* What the exercise asks
Gather every line in the records below that contains the word "physical".

============================================================

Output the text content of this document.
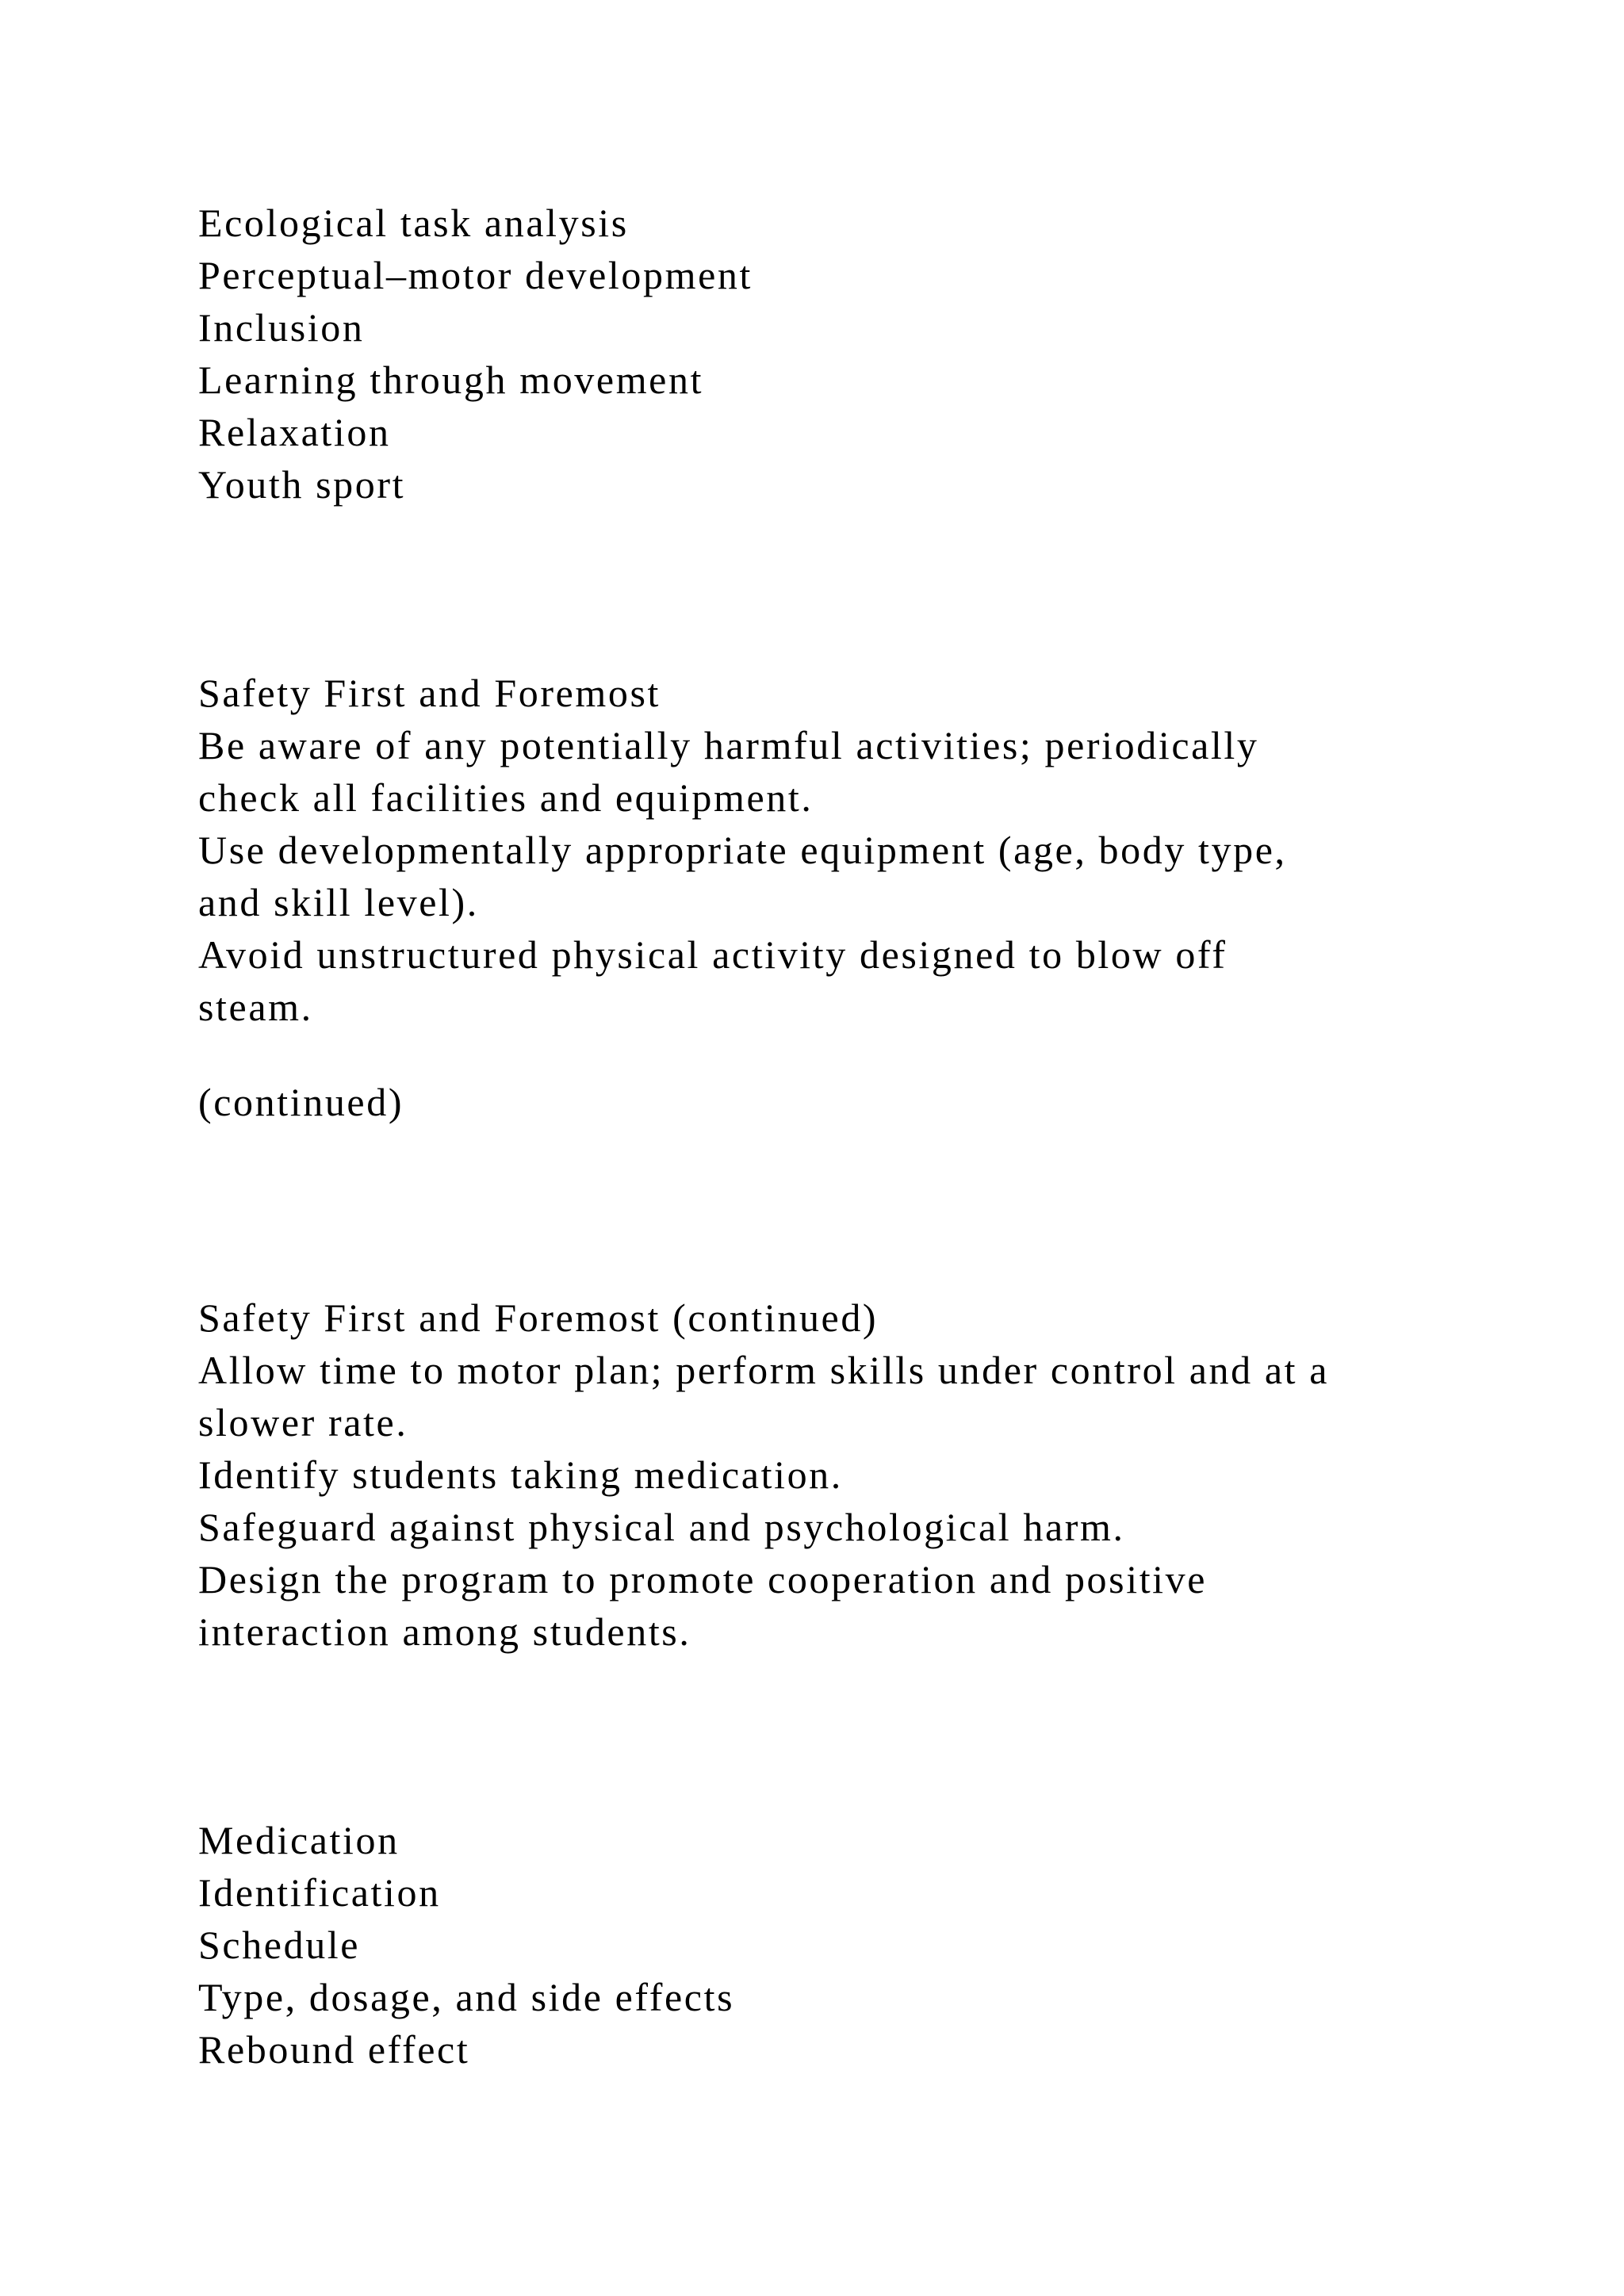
Ecological task analysis
Perceptual–motor development
Inclusion
Learning through movement
Relaxation
Youth sport
Safety First and Foremost
Be aware of any potentially harmful activities; periodically
check all facilities and equipment.
Use developmentally appropriate equipment (age, body type,
and skill level).
Avoid unstructured physical activity designed to blow off
steam.
(continued)
Safety First and Foremost (continued)
Allow time to motor plan; perform skills under control and at a
slower rate.
Identify students taking medication.
Safeguard against physical and psychological harm.
Design the program to promote cooperation and positive
interaction among students.
Medication
Identification
Schedule
Type, dosage, and side effects
Rebound effect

============================================================

* Expected output
Avoid unstructured physical activity designed to blow off
Safeguard against physical and psychological harm.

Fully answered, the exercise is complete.